**Short problem:** Can you recast all of the rows below as a Markdown table with a column n for the row number and a column Line for its text, leaving out any blank lines?

**Source material:**
** Start **

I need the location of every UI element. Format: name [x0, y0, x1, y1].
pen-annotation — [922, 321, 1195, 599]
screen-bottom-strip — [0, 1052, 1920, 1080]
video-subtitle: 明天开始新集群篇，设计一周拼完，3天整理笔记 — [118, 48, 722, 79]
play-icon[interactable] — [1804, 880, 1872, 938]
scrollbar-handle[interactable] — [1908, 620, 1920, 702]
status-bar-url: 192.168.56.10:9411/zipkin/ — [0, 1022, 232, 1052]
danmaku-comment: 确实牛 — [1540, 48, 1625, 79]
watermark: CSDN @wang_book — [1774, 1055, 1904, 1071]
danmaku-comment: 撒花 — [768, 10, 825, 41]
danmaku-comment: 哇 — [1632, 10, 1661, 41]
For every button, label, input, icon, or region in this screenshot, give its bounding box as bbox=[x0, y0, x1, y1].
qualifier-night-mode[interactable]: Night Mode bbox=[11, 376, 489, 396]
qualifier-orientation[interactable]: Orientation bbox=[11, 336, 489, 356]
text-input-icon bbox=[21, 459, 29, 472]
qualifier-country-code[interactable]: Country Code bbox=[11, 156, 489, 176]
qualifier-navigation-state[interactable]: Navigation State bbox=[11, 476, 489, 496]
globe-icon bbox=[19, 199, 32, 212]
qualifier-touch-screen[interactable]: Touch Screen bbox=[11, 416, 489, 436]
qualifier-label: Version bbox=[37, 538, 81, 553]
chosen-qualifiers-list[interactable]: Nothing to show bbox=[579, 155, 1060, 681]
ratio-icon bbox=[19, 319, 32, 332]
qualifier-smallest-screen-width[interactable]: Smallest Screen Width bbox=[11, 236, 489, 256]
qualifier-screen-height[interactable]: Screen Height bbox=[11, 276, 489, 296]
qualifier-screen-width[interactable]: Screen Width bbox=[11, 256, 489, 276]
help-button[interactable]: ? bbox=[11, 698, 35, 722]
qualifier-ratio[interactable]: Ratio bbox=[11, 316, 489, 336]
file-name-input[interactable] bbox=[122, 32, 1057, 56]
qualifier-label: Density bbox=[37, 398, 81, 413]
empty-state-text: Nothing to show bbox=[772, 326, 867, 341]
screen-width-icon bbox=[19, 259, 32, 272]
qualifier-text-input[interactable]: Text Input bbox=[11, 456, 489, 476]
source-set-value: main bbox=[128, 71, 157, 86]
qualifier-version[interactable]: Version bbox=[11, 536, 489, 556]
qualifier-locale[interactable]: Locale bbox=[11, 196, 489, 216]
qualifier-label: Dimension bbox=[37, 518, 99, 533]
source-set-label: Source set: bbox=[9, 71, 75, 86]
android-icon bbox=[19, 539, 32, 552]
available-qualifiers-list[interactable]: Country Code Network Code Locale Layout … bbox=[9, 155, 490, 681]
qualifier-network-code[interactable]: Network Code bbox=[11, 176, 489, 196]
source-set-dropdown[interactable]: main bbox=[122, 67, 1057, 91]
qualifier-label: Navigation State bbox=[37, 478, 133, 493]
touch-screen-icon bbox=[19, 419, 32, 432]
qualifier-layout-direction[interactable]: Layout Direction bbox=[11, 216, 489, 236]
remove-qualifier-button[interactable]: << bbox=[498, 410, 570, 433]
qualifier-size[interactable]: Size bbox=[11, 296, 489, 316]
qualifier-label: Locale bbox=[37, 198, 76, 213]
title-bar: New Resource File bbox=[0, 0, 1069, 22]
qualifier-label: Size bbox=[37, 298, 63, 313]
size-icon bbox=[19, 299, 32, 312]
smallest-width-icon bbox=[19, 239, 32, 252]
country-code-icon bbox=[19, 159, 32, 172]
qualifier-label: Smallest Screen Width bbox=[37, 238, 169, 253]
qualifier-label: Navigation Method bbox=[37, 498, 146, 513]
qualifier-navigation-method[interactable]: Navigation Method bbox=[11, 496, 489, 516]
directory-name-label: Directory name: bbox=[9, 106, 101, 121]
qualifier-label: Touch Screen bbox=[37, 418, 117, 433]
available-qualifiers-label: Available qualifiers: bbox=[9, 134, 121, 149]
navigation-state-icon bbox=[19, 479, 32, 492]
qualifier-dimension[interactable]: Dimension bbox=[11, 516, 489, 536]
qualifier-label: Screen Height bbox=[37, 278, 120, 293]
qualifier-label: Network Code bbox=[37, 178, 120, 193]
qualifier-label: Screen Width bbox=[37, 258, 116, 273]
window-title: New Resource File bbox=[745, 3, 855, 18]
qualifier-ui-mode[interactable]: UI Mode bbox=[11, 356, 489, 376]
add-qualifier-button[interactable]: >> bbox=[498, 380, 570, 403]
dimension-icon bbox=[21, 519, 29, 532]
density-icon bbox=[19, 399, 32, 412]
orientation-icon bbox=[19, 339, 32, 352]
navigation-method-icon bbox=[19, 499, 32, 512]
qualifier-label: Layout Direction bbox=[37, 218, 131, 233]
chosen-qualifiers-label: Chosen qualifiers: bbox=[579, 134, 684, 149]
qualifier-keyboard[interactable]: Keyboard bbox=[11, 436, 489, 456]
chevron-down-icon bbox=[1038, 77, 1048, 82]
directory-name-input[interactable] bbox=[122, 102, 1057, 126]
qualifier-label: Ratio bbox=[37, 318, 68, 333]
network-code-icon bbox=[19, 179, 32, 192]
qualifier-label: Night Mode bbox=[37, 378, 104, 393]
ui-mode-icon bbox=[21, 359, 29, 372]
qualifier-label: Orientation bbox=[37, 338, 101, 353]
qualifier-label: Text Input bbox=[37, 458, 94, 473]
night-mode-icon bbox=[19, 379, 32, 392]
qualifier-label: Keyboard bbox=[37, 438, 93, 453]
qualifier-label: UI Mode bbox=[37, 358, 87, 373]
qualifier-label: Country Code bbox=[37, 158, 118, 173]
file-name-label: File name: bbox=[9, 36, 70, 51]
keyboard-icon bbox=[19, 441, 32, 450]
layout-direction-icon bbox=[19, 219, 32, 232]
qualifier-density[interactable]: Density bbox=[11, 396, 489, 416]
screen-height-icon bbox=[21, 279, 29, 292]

** End **

**Full solution:**
| n | Line |
|---|---|
| 1 | I need the location of every UI element. Format: name [x0, y0, x1, y1]. |
| 2 | pen-annotation — [922, 321, 1195, 599] |
| 3 | screen-bottom-strip — [0, 1052, 1920, 1080] |
| 4 | video-subtitle: 明天开始新集群篇，设计一周拼完，3天整理笔记 — [118, 48, 722, 79] |
| 5 | play-icon[interactable] — [1804, 880, 1872, 938] |
| 6 | scrollbar-handle[interactable] — [1908, 620, 1920, 702] |
| 7 | status-bar-url: 192.168.56.10:9411/zipkin/ — [0, 1022, 232, 1052] |
| 8 | danmaku-comment: 确实牛 — [1540, 48, 1625, 79] |
| 9 | watermark: CSDN @wang_book — [1774, 1055, 1904, 1071] |
| 10 | danmaku-comment: 撒花 — [768, 10, 825, 41] |
| 11 | danmaku-comment: 哇 — [1632, 10, 1661, 41] |
| 12 | For every button, label, input, icon, or region in this screenshot, give its bounding box as bbox=[x0, y0, x1, y1]. |
| 13 | qualifier-night-mode[interactable]: Night Mode bbox=[11, 376, 489, 396] |
| 14 | qualifier-orientation[interactable]: Orientation bbox=[11, 336, 489, 356] |
| 15 | text-input-icon bbox=[21, 459, 29, 472] |
| 16 | qualifier-country-code[interactable]: Country Code bbox=[11, 156, 489, 176] |
| 17 | qualifier-navigation-state[interactable]: Navigation State bbox=[11, 476, 489, 496] |
| 18 | globe-icon bbox=[19, 199, 32, 212] |
| 19 | qualifier-touch-screen[interactable]: Touch Screen bbox=[11, 416, 489, 436] |
| 20 | qualifier-label: Version bbox=[37, 538, 81, 553] |
| 21 | chosen-qualifiers-list[interactable]: Nothing to show bbox=[579, 155, 1060, 681] |
| 22 | ratio-icon bbox=[19, 319, 32, 332] |
| 23 | qualifier-smallest-screen-width[interactable]: Smallest Screen Width bbox=[11, 236, 489, 256] |
| 24 | qualifier-screen-height[interactable]: Screen Height bbox=[11, 276, 489, 296] |
| 25 | qualifier-screen-width[interactable]: Screen Width bbox=[11, 256, 489, 276] |
| 26 | help-button[interactable]: ? bbox=[11, 698, 35, 722] |
| 27 | qualifier-ratio[interactable]: Ratio bbox=[11, 316, 489, 336] |
| 28 | file-name-input[interactable] bbox=[122, 32, 1057, 56] |
| 29 | qualifier-label: Density bbox=[37, 398, 81, 413] |
| 30 | empty-state-text: Nothing to show bbox=[772, 326, 867, 341] |
| 31 | screen-width-icon bbox=[19, 259, 32, 272] |
| 32 | qualifier-text-input[interactable]: Text Input bbox=[11, 456, 489, 476] |
| 33 | source-set-value: main bbox=[128, 71, 157, 86] |
| 34 | qualifier-version[interactable]: Version bbox=[11, 536, 489, 556] |
| 35 | qualifier-locale[interactable]: Locale bbox=[11, 196, 489, 216] |
| 36 | qualifier-label: Dimension bbox=[37, 518, 99, 533] |
| 37 | source-set-label: Source set: bbox=[9, 71, 75, 86] |
| 38 | android-icon bbox=[19, 539, 32, 552] |
| 39 | available-qualifiers-list[interactable]: Country Code Network Code Locale Layout … bbox=[9, 155, 490, 681] |
| 40 | qualifier-network-code[interactable]: Network Code bbox=[11, 176, 489, 196] |
| 41 | source-set-dropdown[interactable]: main bbox=[122, 67, 1057, 91] |
| 42 | qualifier-label: Navigation State bbox=[37, 478, 133, 493] |
| 43 | touch-screen-icon bbox=[19, 419, 32, 432] |
| 44 | qualifier-layout-direction[interactable]: Layout Direction bbox=[11, 216, 489, 236] |
| 45 | remove-qualifier-button[interactable]: << bbox=[498, 410, 570, 433] |
| 46 | qualifier-size[interactable]: Size bbox=[11, 296, 489, 316] |
| 47 | qualifier-label: Locale bbox=[37, 198, 76, 213] |
| 48 | title-bar: New Resource File bbox=[0, 0, 1069, 22] |
| 49 | qualifier-label: Size bbox=[37, 298, 63, 313] |
| 50 | size-icon bbox=[19, 299, 32, 312] |
| 51 | smallest-width-icon bbox=[19, 239, 32, 252] |
| 52 | country-code-icon bbox=[19, 159, 32, 172] |
| 53 | qualifier-label: Smallest Screen Width bbox=[37, 238, 169, 253] |
| 54 | qualifier-label: Navigation Method bbox=[37, 498, 146, 513] |
| 55 | qualifier-navigation-method[interactable]: Navigation Method bbox=[11, 496, 489, 516] |
| 56 | directory-name-label: Directory name: bbox=[9, 106, 101, 121] |
| 57 | qualifier-label: Touch Screen bbox=[37, 418, 117, 433] |
| 58 | available-qualifiers-label: Available qualifiers: bbox=[9, 134, 121, 149] |
| 59 | navigation-state-icon bbox=[19, 479, 32, 492] |
| 60 | qualifier-dimension[interactable]: Dimension bbox=[11, 516, 489, 536] |
| 61 | qualifier-label: Screen Height bbox=[37, 278, 120, 293] |
| 62 | qualifier-label: Network Code bbox=[37, 178, 120, 193] |
| 63 | qualifier-label: Screen Width bbox=[37, 258, 116, 273] |
| 64 | window-title: New Resource File bbox=[745, 3, 855, 18] |
| 65 | qualifier-ui-mode[interactable]: UI Mode bbox=[11, 356, 489, 376] |
| 66 | add-qualifier-button[interactable]: >> bbox=[498, 380, 570, 403] |
| 67 | dimension-icon bbox=[21, 519, 29, 532] |
| 68 | density-icon bbox=[19, 399, 32, 412] |
| 69 | orientation-icon bbox=[19, 339, 32, 352] |
| 70 | navigation-method-icon bbox=[19, 499, 32, 512] |
| 71 | qualifier-label: Layout Direction bbox=[37, 218, 131, 233] |
| 72 | chosen-qualifiers-label: Chosen qualifiers: bbox=[579, 134, 684, 149] |
| 73 | qualifier-keyboard[interactable]: Keyboard bbox=[11, 436, 489, 456] |
| 74 | chevron-down-icon bbox=[1038, 77, 1048, 82] |
| 75 | directory-name-input[interactable] bbox=[122, 102, 1057, 126] |
| 76 | qualifier-label: Ratio bbox=[37, 318, 68, 333] |
| 77 | network-code-icon bbox=[19, 179, 32, 192] |
| 78 | qualifier-label: Night Mode bbox=[37, 378, 104, 393] |
| 79 | ui-mode-icon bbox=[21, 359, 29, 372] |
| 80 | qualifier-label: Orientation bbox=[37, 338, 101, 353] |
| 81 | qualifier-label: Text Input bbox=[37, 458, 94, 473] |
| 82 | night-mode-icon bbox=[19, 379, 32, 392] |
| 83 | qualifier-label: Keyboard bbox=[37, 438, 93, 453] |
| 84 | qualifier-label: UI Mode bbox=[37, 358, 87, 373] |
| 85 | qualifier-label: Country Code bbox=[37, 158, 118, 173] |
| 86 | file-name-label: File name: bbox=[9, 36, 70, 51] |
| 87 | keyboard-icon bbox=[19, 441, 32, 450] |
| 88 | layout-direction-icon bbox=[19, 219, 32, 232] |
| 89 | qualifier-density[interactable]: Density bbox=[11, 396, 489, 416] |
| 90 | screen-height-icon bbox=[21, 279, 29, 292] |